:: MATERIAL SHOWN ::
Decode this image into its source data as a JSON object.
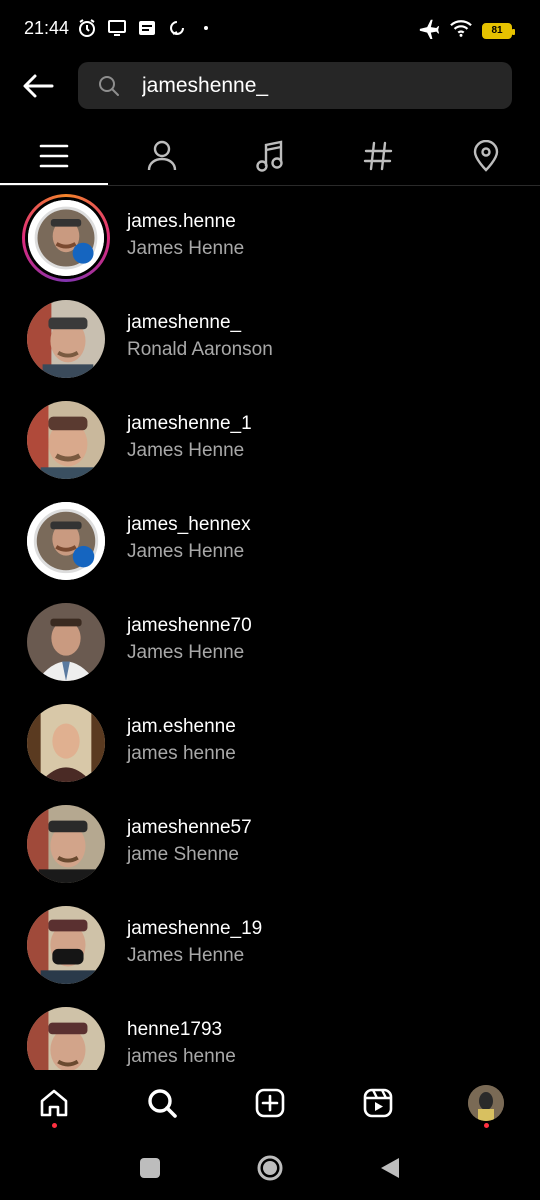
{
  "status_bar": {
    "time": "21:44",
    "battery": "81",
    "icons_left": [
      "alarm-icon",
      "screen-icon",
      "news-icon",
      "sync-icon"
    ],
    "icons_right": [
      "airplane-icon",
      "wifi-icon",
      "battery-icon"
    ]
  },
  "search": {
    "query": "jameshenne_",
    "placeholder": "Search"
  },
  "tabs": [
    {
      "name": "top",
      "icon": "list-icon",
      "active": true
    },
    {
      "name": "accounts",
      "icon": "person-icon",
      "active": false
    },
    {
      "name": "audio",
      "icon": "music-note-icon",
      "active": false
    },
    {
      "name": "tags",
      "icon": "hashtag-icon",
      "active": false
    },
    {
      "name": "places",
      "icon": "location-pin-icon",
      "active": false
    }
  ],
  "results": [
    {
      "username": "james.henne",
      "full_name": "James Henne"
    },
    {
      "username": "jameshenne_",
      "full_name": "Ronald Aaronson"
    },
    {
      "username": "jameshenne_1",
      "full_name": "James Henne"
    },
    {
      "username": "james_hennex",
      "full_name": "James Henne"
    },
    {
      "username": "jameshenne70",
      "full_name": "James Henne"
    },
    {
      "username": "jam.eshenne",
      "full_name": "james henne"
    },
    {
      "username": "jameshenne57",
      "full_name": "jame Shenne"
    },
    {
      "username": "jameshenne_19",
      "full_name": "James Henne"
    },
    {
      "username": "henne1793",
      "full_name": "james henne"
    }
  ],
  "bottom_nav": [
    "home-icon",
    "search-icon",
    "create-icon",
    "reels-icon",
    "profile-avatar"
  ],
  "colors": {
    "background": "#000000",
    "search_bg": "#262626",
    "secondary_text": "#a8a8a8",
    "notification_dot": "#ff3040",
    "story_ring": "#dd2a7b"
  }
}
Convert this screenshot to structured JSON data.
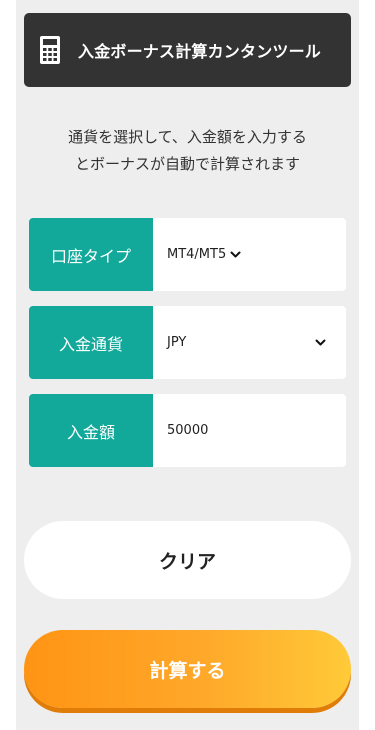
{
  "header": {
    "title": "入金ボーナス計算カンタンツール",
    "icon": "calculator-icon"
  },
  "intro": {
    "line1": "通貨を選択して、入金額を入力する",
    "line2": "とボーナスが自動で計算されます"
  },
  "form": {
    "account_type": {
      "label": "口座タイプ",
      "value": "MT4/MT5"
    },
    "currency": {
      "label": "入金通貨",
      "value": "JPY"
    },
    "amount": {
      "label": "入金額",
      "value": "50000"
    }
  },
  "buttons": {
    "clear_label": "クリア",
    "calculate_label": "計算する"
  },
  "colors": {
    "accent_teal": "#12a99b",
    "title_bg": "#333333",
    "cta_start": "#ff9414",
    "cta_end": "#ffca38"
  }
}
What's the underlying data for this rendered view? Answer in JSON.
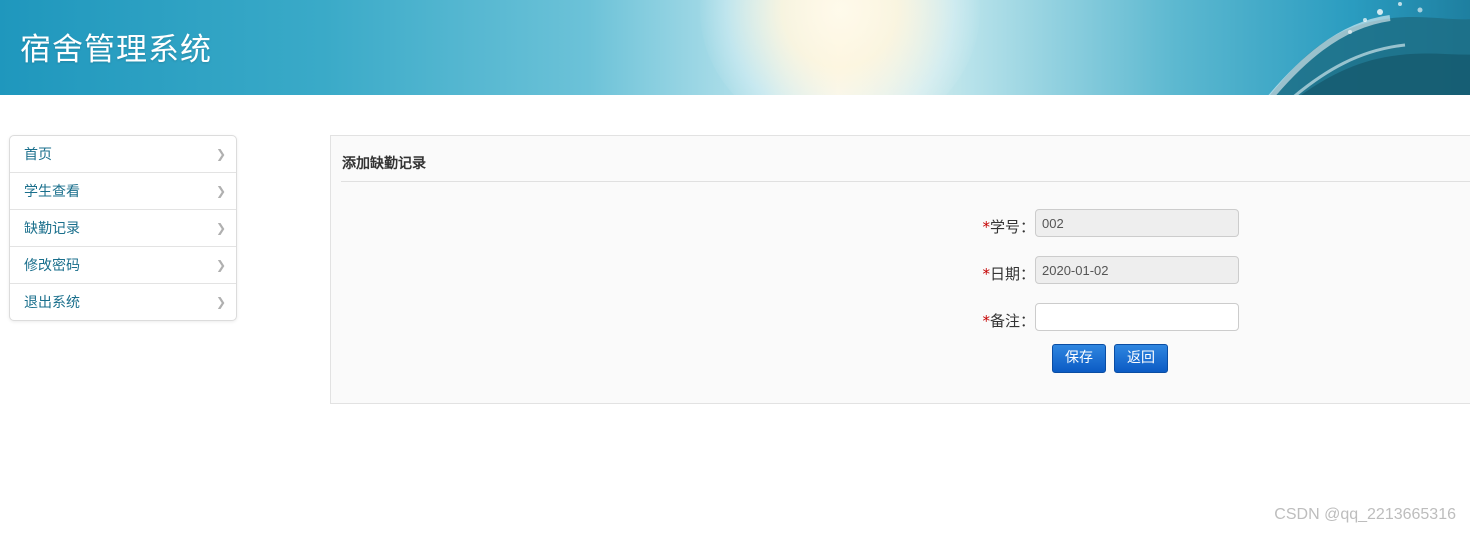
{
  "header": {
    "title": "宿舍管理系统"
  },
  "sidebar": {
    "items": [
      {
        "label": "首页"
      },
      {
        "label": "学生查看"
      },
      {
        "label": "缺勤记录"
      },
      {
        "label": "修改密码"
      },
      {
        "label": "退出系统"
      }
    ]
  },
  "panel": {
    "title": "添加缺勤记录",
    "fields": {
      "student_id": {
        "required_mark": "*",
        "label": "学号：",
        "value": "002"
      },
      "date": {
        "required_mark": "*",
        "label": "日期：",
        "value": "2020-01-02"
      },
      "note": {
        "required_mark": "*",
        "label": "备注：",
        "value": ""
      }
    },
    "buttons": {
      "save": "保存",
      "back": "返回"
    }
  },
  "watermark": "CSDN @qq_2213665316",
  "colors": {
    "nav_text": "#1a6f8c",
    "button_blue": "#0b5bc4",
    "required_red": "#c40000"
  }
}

:: STATED EXERCISE ::
Pictures are to be left out; the records above must be repeated word for word.

:: FULL OUTPUT ::
Decode this image into its source data as a JSON object.
{
  "status_bar": {
    "time": "21:44",
    "battery": "81",
    "icons_left": [
      "alarm-icon",
      "screen-icon",
      "news-icon",
      "sync-icon"
    ],
    "icons_right": [
      "airplane-icon",
      "wifi-icon",
      "battery-icon"
    ]
  },
  "search": {
    "query": "jameshenne_",
    "placeholder": "Search"
  },
  "tabs": [
    {
      "name": "top",
      "icon": "list-icon",
      "active": true
    },
    {
      "name": "accounts",
      "icon": "person-icon",
      "active": false
    },
    {
      "name": "audio",
      "icon": "music-note-icon",
      "active": false
    },
    {
      "name": "tags",
      "icon": "hashtag-icon",
      "active": false
    },
    {
      "name": "places",
      "icon": "location-pin-icon",
      "active": false
    }
  ],
  "results": [
    {
      "username": "james.henne",
      "full_name": "James Henne"
    },
    {
      "username": "jameshenne_",
      "full_name": "Ronald Aaronson"
    },
    {
      "username": "jameshenne_1",
      "full_name": "James Henne"
    },
    {
      "username": "james_hennex",
      "full_name": "James Henne"
    },
    {
      "username": "jameshenne70",
      "full_name": "James Henne"
    },
    {
      "username": "jam.eshenne",
      "full_name": "james henne"
    },
    {
      "username": "jameshenne57",
      "full_name": "jame Shenne"
    },
    {
      "username": "jameshenne_19",
      "full_name": "James Henne"
    },
    {
      "username": "henne1793",
      "full_name": "james henne"
    }
  ],
  "bottom_nav": [
    "home-icon",
    "search-icon",
    "create-icon",
    "reels-icon",
    "profile-avatar"
  ],
  "colors": {
    "background": "#000000",
    "search_bg": "#262626",
    "secondary_text": "#a8a8a8",
    "notification_dot": "#ff3040",
    "story_ring": "#dd2a7b"
  }
}
Convert this screenshot to structured JSON data.
{
  "header": {
    "title": "入金ボーナス計算カンタンツール",
    "icon": "calculator-icon"
  },
  "intro": {
    "line1": "通貨を選択して、入金額を入力する",
    "line2": "とボーナスが自動で計算されます"
  },
  "form": {
    "account_type": {
      "label": "口座タイプ",
      "value": "MT4/MT5"
    },
    "currency": {
      "label": "入金通貨",
      "value": "JPY"
    },
    "amount": {
      "label": "入金額",
      "value": "50000"
    }
  },
  "buttons": {
    "clear_label": "クリア",
    "calculate_label": "計算する"
  },
  "colors": {
    "accent_teal": "#12a99b",
    "title_bg": "#333333",
    "cta_start": "#ff9414",
    "cta_end": "#ffca38"
  }
}
What's the underlying data for this rendered view? Answer in JSON.
{
  "header": {
    "title": "宿舍管理系统"
  },
  "sidebar": {
    "items": [
      {
        "label": "首页"
      },
      {
        "label": "学生查看"
      },
      {
        "label": "缺勤记录"
      },
      {
        "label": "修改密码"
      },
      {
        "label": "退出系统"
      }
    ]
  },
  "panel": {
    "title": "添加缺勤记录",
    "fields": {
      "student_id": {
        "required_mark": "*",
        "label": "学号：",
        "value": "002"
      },
      "date": {
        "required_mark": "*",
        "label": "日期：",
        "value": "2020-01-02"
      },
      "note": {
        "required_mark": "*",
        "label": "备注：",
        "value": ""
      }
    },
    "buttons": {
      "save": "保存",
      "back": "返回"
    }
  },
  "watermark": "CSDN @qq_2213665316",
  "colors": {
    "nav_text": "#1a6f8c",
    "button_blue": "#0b5bc4",
    "required_red": "#c40000"
  }
}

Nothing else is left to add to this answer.